Reproduce the following lines without any changes, omitting the pictures from your answer.
─── PROVIDED RECORDS ───
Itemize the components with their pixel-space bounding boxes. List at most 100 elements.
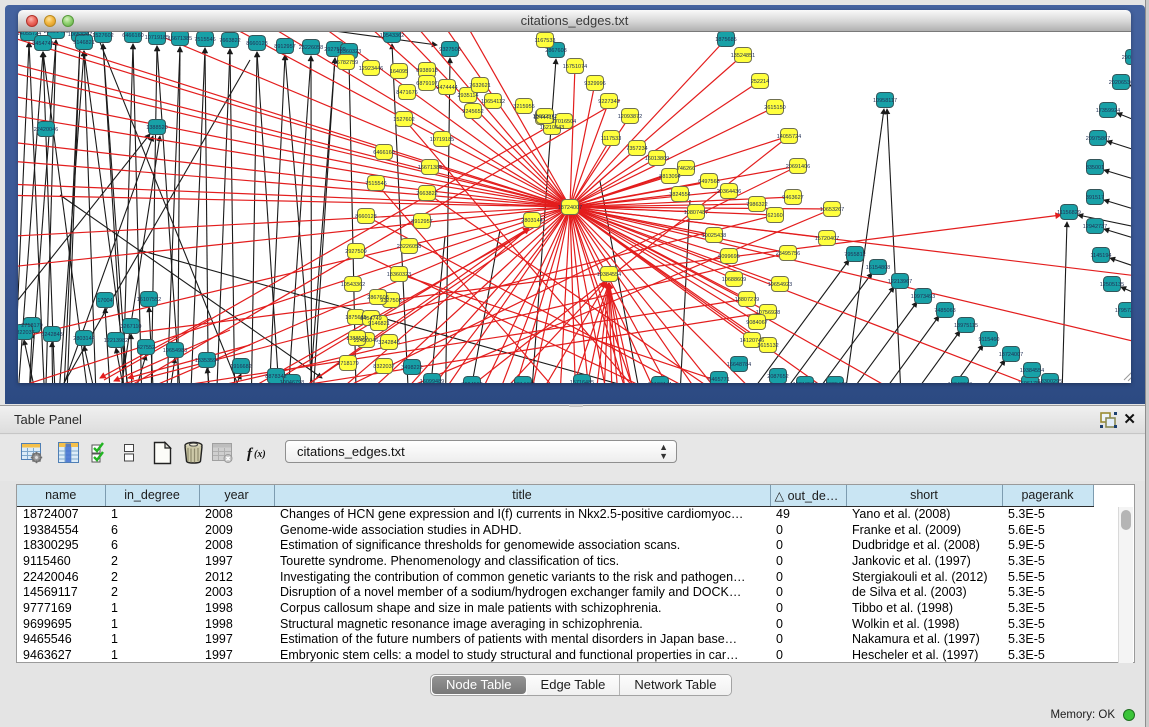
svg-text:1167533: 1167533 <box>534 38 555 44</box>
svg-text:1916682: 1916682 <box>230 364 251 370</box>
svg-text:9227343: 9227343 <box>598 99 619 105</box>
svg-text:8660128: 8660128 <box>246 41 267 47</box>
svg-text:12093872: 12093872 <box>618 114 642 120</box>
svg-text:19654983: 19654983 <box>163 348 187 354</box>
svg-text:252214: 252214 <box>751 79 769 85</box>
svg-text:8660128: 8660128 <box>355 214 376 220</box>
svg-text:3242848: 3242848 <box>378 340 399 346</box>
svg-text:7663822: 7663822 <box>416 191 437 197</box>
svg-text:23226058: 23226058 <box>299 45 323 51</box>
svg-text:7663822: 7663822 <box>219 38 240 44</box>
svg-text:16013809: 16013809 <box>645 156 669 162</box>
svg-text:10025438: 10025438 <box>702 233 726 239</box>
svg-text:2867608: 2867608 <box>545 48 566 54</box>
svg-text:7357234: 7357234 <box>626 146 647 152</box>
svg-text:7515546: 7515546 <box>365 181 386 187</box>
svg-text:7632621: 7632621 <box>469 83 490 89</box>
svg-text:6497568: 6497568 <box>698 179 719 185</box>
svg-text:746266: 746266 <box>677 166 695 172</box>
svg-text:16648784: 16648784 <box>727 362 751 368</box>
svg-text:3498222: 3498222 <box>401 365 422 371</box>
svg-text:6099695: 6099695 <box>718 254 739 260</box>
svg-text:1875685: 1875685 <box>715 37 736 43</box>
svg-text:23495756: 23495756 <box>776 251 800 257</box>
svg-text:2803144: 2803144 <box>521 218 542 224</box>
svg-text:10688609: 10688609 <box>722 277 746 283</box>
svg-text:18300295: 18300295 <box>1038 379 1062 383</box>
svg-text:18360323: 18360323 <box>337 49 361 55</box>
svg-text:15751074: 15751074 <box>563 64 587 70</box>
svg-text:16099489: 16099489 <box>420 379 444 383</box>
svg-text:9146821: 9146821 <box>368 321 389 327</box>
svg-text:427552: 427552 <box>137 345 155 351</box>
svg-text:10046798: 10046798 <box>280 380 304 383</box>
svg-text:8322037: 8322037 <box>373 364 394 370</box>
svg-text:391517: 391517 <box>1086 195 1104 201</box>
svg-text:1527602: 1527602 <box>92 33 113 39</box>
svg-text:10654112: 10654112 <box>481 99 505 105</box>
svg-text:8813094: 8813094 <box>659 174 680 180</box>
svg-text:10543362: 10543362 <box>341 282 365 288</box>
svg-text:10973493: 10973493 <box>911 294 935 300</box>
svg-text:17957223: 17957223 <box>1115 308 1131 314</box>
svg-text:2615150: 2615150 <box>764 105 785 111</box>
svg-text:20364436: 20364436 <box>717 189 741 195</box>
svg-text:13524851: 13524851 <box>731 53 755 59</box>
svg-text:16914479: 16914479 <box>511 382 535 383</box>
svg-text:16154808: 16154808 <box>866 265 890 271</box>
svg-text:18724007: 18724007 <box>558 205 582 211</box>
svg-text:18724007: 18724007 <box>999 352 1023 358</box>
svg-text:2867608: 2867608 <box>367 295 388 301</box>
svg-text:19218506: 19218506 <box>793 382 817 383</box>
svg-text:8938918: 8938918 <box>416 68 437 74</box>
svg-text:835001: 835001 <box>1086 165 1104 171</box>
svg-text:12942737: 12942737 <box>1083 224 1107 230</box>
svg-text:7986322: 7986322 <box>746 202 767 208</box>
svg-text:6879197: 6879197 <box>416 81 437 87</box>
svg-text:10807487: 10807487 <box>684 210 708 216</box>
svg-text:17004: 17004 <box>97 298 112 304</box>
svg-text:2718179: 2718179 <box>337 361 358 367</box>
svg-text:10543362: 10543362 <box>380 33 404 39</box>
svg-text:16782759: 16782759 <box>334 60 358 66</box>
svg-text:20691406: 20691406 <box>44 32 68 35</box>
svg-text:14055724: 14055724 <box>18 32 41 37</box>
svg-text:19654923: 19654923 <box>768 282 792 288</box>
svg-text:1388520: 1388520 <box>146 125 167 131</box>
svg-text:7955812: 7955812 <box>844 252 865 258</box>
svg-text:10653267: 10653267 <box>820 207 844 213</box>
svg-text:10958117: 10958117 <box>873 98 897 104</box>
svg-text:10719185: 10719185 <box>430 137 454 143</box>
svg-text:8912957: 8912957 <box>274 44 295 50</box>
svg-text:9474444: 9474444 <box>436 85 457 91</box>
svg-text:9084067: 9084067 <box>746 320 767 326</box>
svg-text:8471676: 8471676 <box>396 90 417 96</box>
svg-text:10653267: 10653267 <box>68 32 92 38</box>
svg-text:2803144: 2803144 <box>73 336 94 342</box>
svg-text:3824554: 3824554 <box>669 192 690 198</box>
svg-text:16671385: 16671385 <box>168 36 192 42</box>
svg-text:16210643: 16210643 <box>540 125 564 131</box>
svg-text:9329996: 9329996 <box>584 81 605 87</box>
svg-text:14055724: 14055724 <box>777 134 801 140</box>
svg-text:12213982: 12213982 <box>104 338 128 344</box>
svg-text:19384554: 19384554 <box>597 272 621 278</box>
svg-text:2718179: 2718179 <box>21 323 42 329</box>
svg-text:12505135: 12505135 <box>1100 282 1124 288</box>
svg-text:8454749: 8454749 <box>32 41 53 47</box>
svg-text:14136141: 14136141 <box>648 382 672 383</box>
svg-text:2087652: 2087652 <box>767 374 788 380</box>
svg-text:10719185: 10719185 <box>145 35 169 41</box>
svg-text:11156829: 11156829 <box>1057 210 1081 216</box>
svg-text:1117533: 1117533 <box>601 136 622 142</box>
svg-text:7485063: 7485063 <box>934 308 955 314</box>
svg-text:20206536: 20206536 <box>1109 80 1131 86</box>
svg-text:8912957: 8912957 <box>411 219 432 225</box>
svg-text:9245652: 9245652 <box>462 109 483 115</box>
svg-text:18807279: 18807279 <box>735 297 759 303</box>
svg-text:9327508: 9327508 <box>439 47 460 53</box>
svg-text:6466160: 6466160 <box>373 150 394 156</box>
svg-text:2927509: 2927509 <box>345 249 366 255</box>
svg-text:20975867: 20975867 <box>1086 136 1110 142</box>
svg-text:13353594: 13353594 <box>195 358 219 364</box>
───
FULL RESPONSE |
Itemize the components with their pixel-space bounding boxes. List at most 100 elements.
svg-text:1167533: 1167533 <box>534 38 555 44</box>
svg-text:1916682: 1916682 <box>230 364 251 370</box>
svg-text:9227343: 9227343 <box>598 99 619 105</box>
svg-text:8660128: 8660128 <box>246 41 267 47</box>
svg-text:12093872: 12093872 <box>618 114 642 120</box>
svg-text:19654983: 19654983 <box>163 348 187 354</box>
svg-text:252214: 252214 <box>751 79 769 85</box>
svg-text:8660128: 8660128 <box>355 214 376 220</box>
svg-text:3242848: 3242848 <box>378 340 399 346</box>
svg-text:7663822: 7663822 <box>416 191 437 197</box>
svg-text:23226058: 23226058 <box>299 45 323 51</box>
svg-text:7663822: 7663822 <box>219 38 240 44</box>
svg-text:16013809: 16013809 <box>645 156 669 162</box>
svg-text:10025438: 10025438 <box>702 233 726 239</box>
svg-text:2867608: 2867608 <box>545 48 566 54</box>
svg-text:7357234: 7357234 <box>626 146 647 152</box>
svg-text:7515546: 7515546 <box>365 181 386 187</box>
svg-text:7632621: 7632621 <box>469 83 490 89</box>
svg-text:6497568: 6497568 <box>698 179 719 185</box>
svg-text:746266: 746266 <box>677 166 695 172</box>
svg-text:16648784: 16648784 <box>727 362 751 368</box>
svg-text:3498222: 3498222 <box>401 365 422 371</box>
svg-text:6099695: 6099695 <box>718 254 739 260</box>
svg-text:1875685: 1875685 <box>715 37 736 43</box>
svg-text:23495756: 23495756 <box>776 251 800 257</box>
svg-text:2803144: 2803144 <box>521 218 542 224</box>
svg-text:10688609: 10688609 <box>722 277 746 283</box>
svg-text:18300295: 18300295 <box>1038 379 1062 383</box>
svg-text:18360323: 18360323 <box>337 49 361 55</box>
svg-text:15751074: 15751074 <box>563 64 587 70</box>
svg-text:16099489: 16099489 <box>420 379 444 383</box>
svg-text:9146821: 9146821 <box>368 321 389 327</box>
svg-text:427552: 427552 <box>137 345 155 351</box>
svg-text:10046798: 10046798 <box>280 380 304 383</box>
svg-text:8322037: 8322037 <box>373 364 394 370</box>
svg-text:391517: 391517 <box>1086 195 1104 201</box>
svg-text:1527602: 1527602 <box>92 33 113 39</box>
svg-text:10654112: 10654112 <box>481 99 505 105</box>
svg-text:8813094: 8813094 <box>659 174 680 180</box>
svg-text:10543362: 10543362 <box>341 282 365 288</box>
svg-text:10973493: 10973493 <box>911 294 935 300</box>
svg-text:17957223: 17957223 <box>1115 308 1131 314</box>
svg-text:2615150: 2615150 <box>764 105 785 111</box>
svg-text:20364436: 20364436 <box>717 189 741 195</box>
svg-text:13524851: 13524851 <box>731 53 755 59</box>
svg-text:16914479: 16914479 <box>511 382 535 383</box>
svg-text:16154808: 16154808 <box>866 265 890 271</box>
svg-text:18724007: 18724007 <box>558 205 582 211</box>
svg-text:18724007: 18724007 <box>999 352 1023 358</box>
svg-text:2867608: 2867608 <box>367 295 388 301</box>
svg-text:19218506: 19218506 <box>793 382 817 383</box>
svg-text:8938918: 8938918 <box>416 68 437 74</box>
svg-text:835001: 835001 <box>1086 165 1104 171</box>
svg-text:12942737: 12942737 <box>1083 224 1107 230</box>
svg-text:7986322: 7986322 <box>746 202 767 208</box>
svg-text:6879197: 6879197 <box>416 81 437 87</box>
svg-text:10807487: 10807487 <box>684 210 708 216</box>
svg-text:17004: 17004 <box>97 298 112 304</box>
svg-text:2718179: 2718179 <box>337 361 358 367</box>
svg-text:10543362: 10543362 <box>380 33 404 39</box>
svg-text:16782759: 16782759 <box>334 60 358 66</box>
svg-text:20691406: 20691406 <box>44 32 68 35</box>
svg-text:14055724: 14055724 <box>18 32 41 37</box>
svg-text:19654923: 19654923 <box>768 282 792 288</box>
svg-text:1388520: 1388520 <box>146 125 167 131</box>
svg-text:7955812: 7955812 <box>844 252 865 258</box>
svg-text:10653267: 10653267 <box>820 207 844 213</box>
svg-text:10958117: 10958117 <box>873 98 897 104</box>
svg-text:10719185: 10719185 <box>430 137 454 143</box>
svg-text:8912957: 8912957 <box>274 44 295 50</box>
svg-text:9474444: 9474444 <box>436 85 457 91</box>
svg-text:9084067: 9084067 <box>746 320 767 326</box>
svg-text:8471676: 8471676 <box>396 90 417 96</box>
svg-text:10653267: 10653267 <box>68 32 92 38</box>
svg-text:2803144: 2803144 <box>73 336 94 342</box>
svg-text:3824554: 3824554 <box>669 192 690 198</box>
svg-text:16671385: 16671385 <box>168 36 192 42</box>
svg-text:16210643: 16210643 <box>540 125 564 131</box>
svg-text:9329996: 9329996 <box>584 81 605 87</box>
svg-text:14055724: 14055724 <box>777 134 801 140</box>
svg-text:12213982: 12213982 <box>104 338 128 344</box>
svg-text:19384554: 19384554 <box>597 272 621 278</box>
svg-text:2718179: 2718179 <box>21 323 42 329</box>
svg-text:12505135: 12505135 <box>1100 282 1124 288</box>
svg-text:8454749: 8454749 <box>32 41 53 47</box>
svg-text:14136141: 14136141 <box>648 382 672 383</box>
svg-text:2087652: 2087652 <box>767 374 788 380</box>
svg-text:10719185: 10719185 <box>145 35 169 41</box>
svg-text:11156829: 11156829 <box>1057 210 1081 216</box>
svg-text:1117533: 1117533 <box>601 136 622 142</box>
svg-text:7485063: 7485063 <box>934 308 955 314</box>
svg-text:20206536: 20206536 <box>1109 80 1131 86</box>
svg-text:8912957: 8912957 <box>411 219 432 225</box>
svg-text:9245652: 9245652 <box>462 109 483 115</box>
svg-text:18807279: 18807279 <box>735 297 759 303</box>
svg-text:9327508: 9327508 <box>439 47 460 53</box>
svg-text:6466160: 6466160 <box>373 150 394 156</box>
svg-text:2927509: 2927509 <box>345 249 366 255</box>
svg-text:20975867: 20975867 <box>1086 136 1110 142</box>
svg-text:13353594: 13353594 <box>195 358 219 364</box>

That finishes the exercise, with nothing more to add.